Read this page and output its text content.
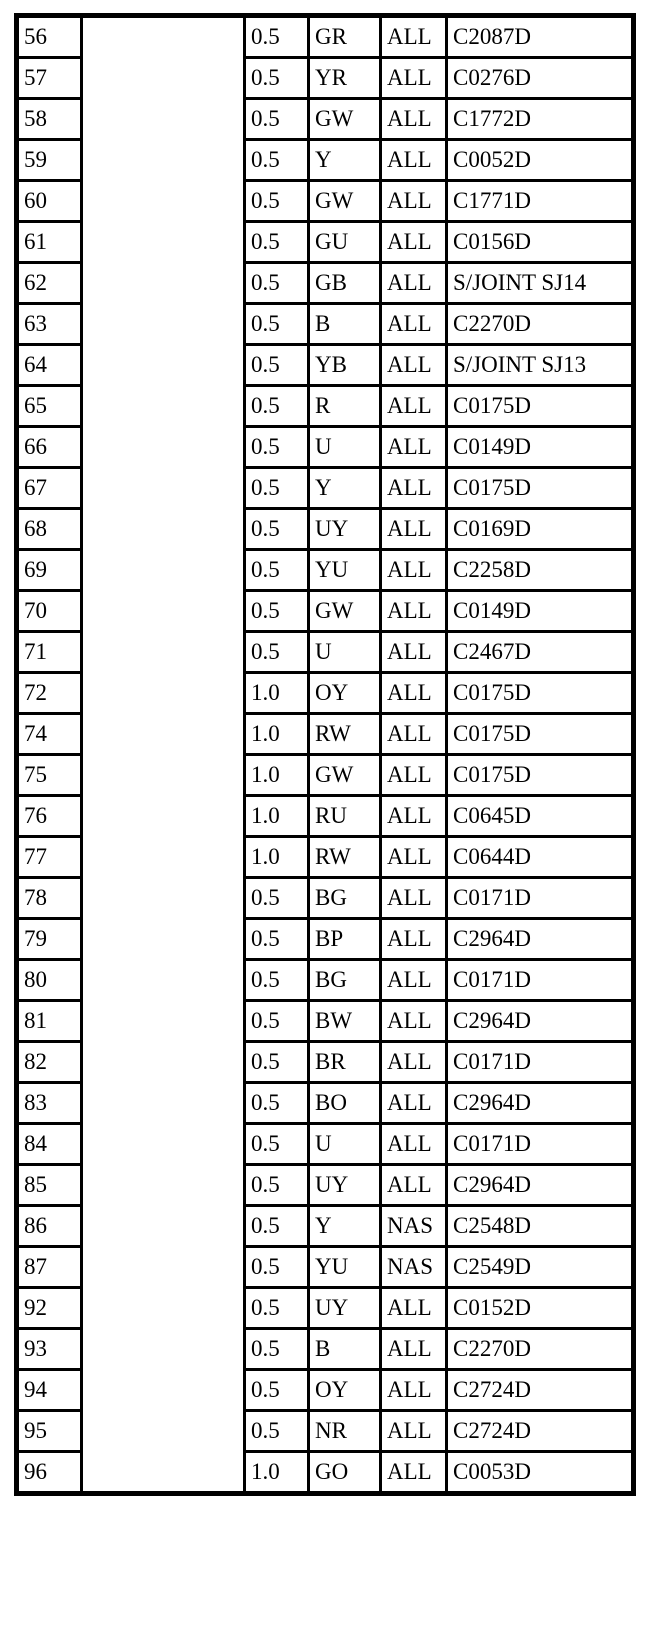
56		0.5	GR	ALL	C2087D
57		0.5	YR	ALL	C0276D
58		0.5	GW	ALL	C1772D
59		0.5	Y	ALL	C0052D
60		0.5	GW	ALL	C1771D
61		0.5	GU	ALL	C0156D
62		0.5	GB	ALL	S/JOINT SJ14
63		0.5	B	ALL	C2270D
64		0.5	YB	ALL	S/JOINT SJ13
65		0.5	R	ALL	C0175D
66		0.5	U	ALL	C0149D
67		0.5	Y	ALL	C0175D
68		0.5	UY	ALL	C0169D
69		0.5	YU	ALL	C2258D
70		0.5	GW	ALL	C0149D
71		0.5	U	ALL	C2467D
72		1.0	OY	ALL	C0175D
74		1.0	RW	ALL	C0175D
75		1.0	GW	ALL	C0175D
76		1.0	RU	ALL	C0645D
77		1.0	RW	ALL	C0644D
78		0.5	BG	ALL	C0171D
79		0.5	BP	ALL	C2964D
80		0.5	BG	ALL	C0171D
81		0.5	BW	ALL	C2964D
82		0.5	BR	ALL	C0171D
83		0.5	BO	ALL	C2964D
84		0.5	U	ALL	C0171D
85		0.5	UY	ALL	C2964D
86		0.5	Y	NAS	C2548D
87		0.5	YU	NAS	C2549D
92		0.5	UY	ALL	C0152D
93		0.5	B	ALL	C2270D
94		0.5	OY	ALL	C2724D
95		0.5	NR	ALL	C2724D
96		1.0	GO	ALL	C0053D
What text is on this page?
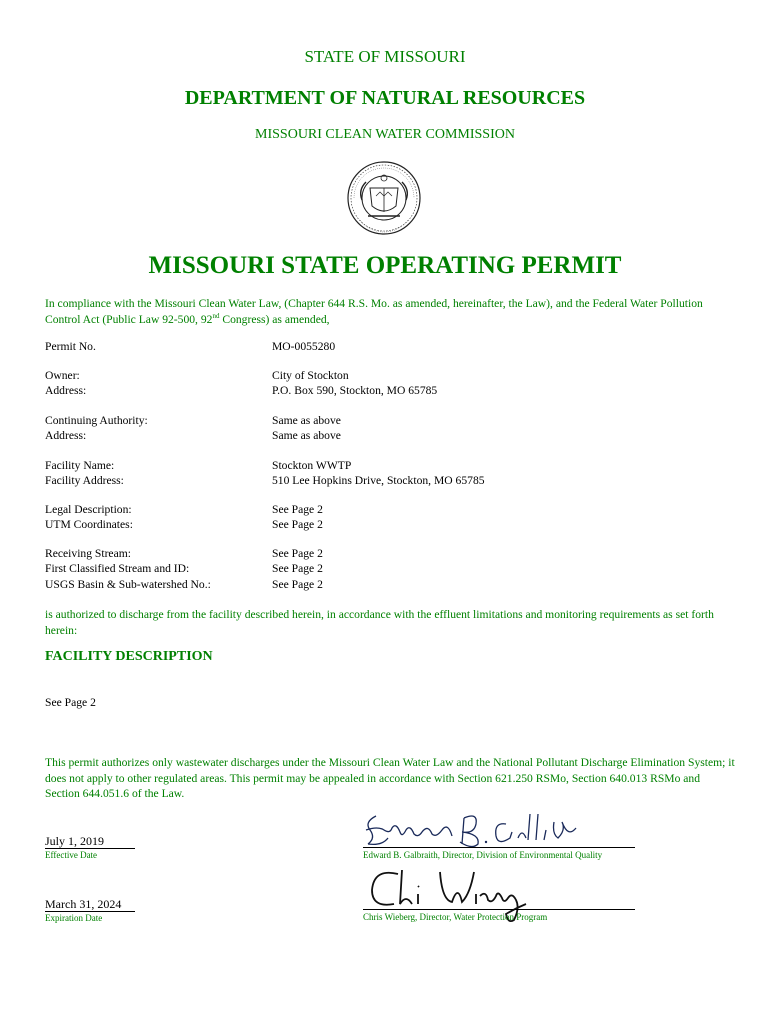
STATE OF MISSOURI
DEPARTMENT OF NATURAL RESOURCES
MISSOURI CLEAN WATER COMMISSION
MISSOURI STATE OPERATING PERMIT
In compliance with the Missouri Clean Water Law, (Chapter 644 R.S. Mo. as amended, hereinafter, the Law), and the Federal Water Pollution Control Act (Public Law 92-500, 92nd Congress) as amended,
Permit No.	MO-0055280
Owner:	City of Stockton
Address:	P.O. Box 590, Stockton, MO 65785
Continuing Authority:	Same as above
Address:	Same as above
Facility Name:	Stockton WWTP
Facility Address:	510 Lee Hopkins Drive, Stockton, MO 65785
Legal Description:	See Page 2
UTM Coordinates:	See Page 2
Receiving Stream:	See Page 2
First Classified Stream and ID:	See Page 2
USGS Basin & Sub-watershed No.:	See Page 2
is authorized to discharge from the facility described herein, in accordance with the effluent limitations and monitoring requirements as set forth herein:
FACILITY DESCRIPTION
See Page 2
This permit authorizes only wastewater discharges under the Missouri Clean Water Law and the National Pollutant Discharge Elimination System; it does not apply to other regulated areas. This permit may be appealed in accordance with Section 621.250 RSMo, Section 640.013 RSMo and Section 644.051.6 of the Law.
July 1, 2019
Effective Date	Edward B. Galbraith, Director, Division of Environmental Quality
March 31, 2024
Expiration Date	Chris Wieberg, Director, Water Protection Program
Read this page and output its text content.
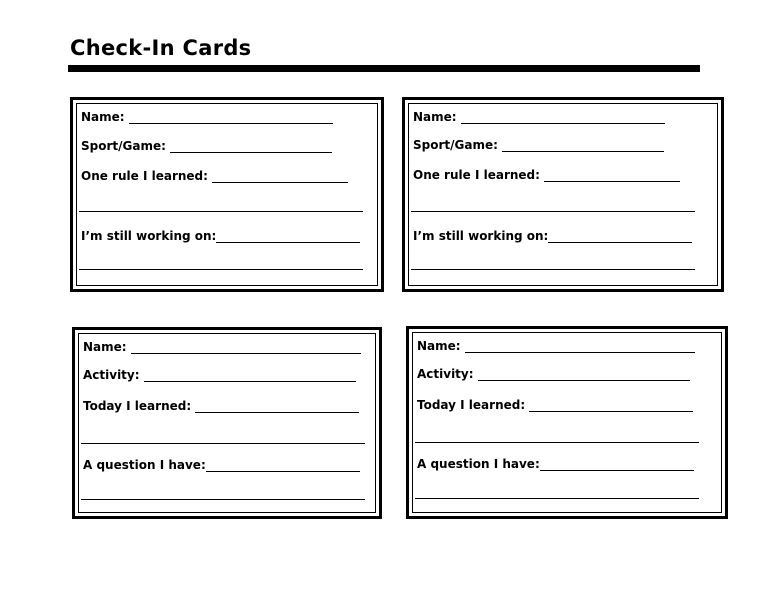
Check-In Cards
Name:
Sport/Game:
One rule I learned:
I’m still working on:
Name:
Sport/Game:
One rule I learned:
I’m still working on:
Name:
Activity:
Today I learned:
A question I have:
Name:
Activity:
Today I learned:
A question I have:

TASK TO COMPLETE:
Reproduce every line of the material precisely, omitting its pictures.

REPLY:
Read this page and output its text content.
56		0.5	GR	ALL	C2087D
57		0.5	YR	ALL	C0276D
58		0.5	GW	ALL	C1772D
59		0.5	Y	ALL	C0052D
60		0.5	GW	ALL	C1771D
61		0.5	GU	ALL	C0156D
62		0.5	GB	ALL	S/JOINT SJ14
63		0.5	B	ALL	C2270D
64		0.5	YB	ALL	S/JOINT SJ13
65		0.5	R	ALL	C0175D
66		0.5	U	ALL	C0149D
67		0.5	Y	ALL	C0175D
68		0.5	UY	ALL	C0169D
69		0.5	YU	ALL	C2258D
70		0.5	GW	ALL	C0149D
71		0.5	U	ALL	C2467D
72		1.0	OY	ALL	C0175D
74		1.0	RW	ALL	C0175D
75		1.0	GW	ALL	C0175D
76		1.0	RU	ALL	C0645D
77		1.0	RW	ALL	C0644D
78		0.5	BG	ALL	C0171D
79		0.5	BP	ALL	C2964D
80		0.5	BG	ALL	C0171D
81		0.5	BW	ALL	C2964D
82		0.5	BR	ALL	C0171D
83		0.5	BO	ALL	C2964D
84		0.5	U	ALL	C0171D
85		0.5	UY	ALL	C2964D
86		0.5	Y	NAS	C2548D
87		0.5	YU	NAS	C2549D
92		0.5	UY	ALL	C0152D
93		0.5	B	ALL	C2270D
94		0.5	OY	ALL	C2724D
95		0.5	NR	ALL	C2724D
96		1.0	GO	ALL	C0053D
What text is on this page?
STATE OF MISSOURI
DEPARTMENT OF NATURAL RESOURCES
MISSOURI CLEAN WATER COMMISSION
MISSOURI STATE OPERATING PERMIT
In compliance with the Missouri Clean Water Law, (Chapter 644 R.S. Mo. as amended, hereinafter, the Law), and the Federal Water Pollution Control Act (Public Law 92-500, 92nd Congress) as amended,
Permit No.	MO-0055280
Owner:	City of Stockton
Address:	P.O. Box 590, Stockton, MO 65785
Continuing Authority:	Same as above
Address:	Same as above
Facility Name:	Stockton WWTP
Facility Address:	510 Lee Hopkins Drive, Stockton, MO 65785
Legal Description:	See Page 2
UTM Coordinates:	See Page 2
Receiving Stream:	See Page 2
First Classified Stream and ID:	See Page 2
USGS Basin & Sub-watershed No.:	See Page 2
is authorized to discharge from the facility described herein, in accordance with the effluent limitations and monitoring requirements as set forth herein:
FACILITY DESCRIPTION
See Page 2
This permit authorizes only wastewater discharges under the Missouri Clean Water Law and the National Pollutant Discharge Elimination System; it does not apply to other regulated areas. This permit may be appealed in accordance with Section 621.250 RSMo, Section 640.013 RSMo and Section 644.051.6 of the Law.
July 1, 2019
Effective Date	Edward B. Galbraith, Director, Division of Environmental Quality
March 31, 2024
Expiration Date	Chris Wieberg, Director, Water Protection Program
Read this page and output its text content.
Check-In Cards
Name:
Sport/Game:
One rule I learned:
I’m still working on:
Name:
Sport/Game:
One rule I learned:
I’m still working on:
Name:
Activity:
Today I learned:
A question I have:
Name:
Activity:
Today I learned:
A question I have:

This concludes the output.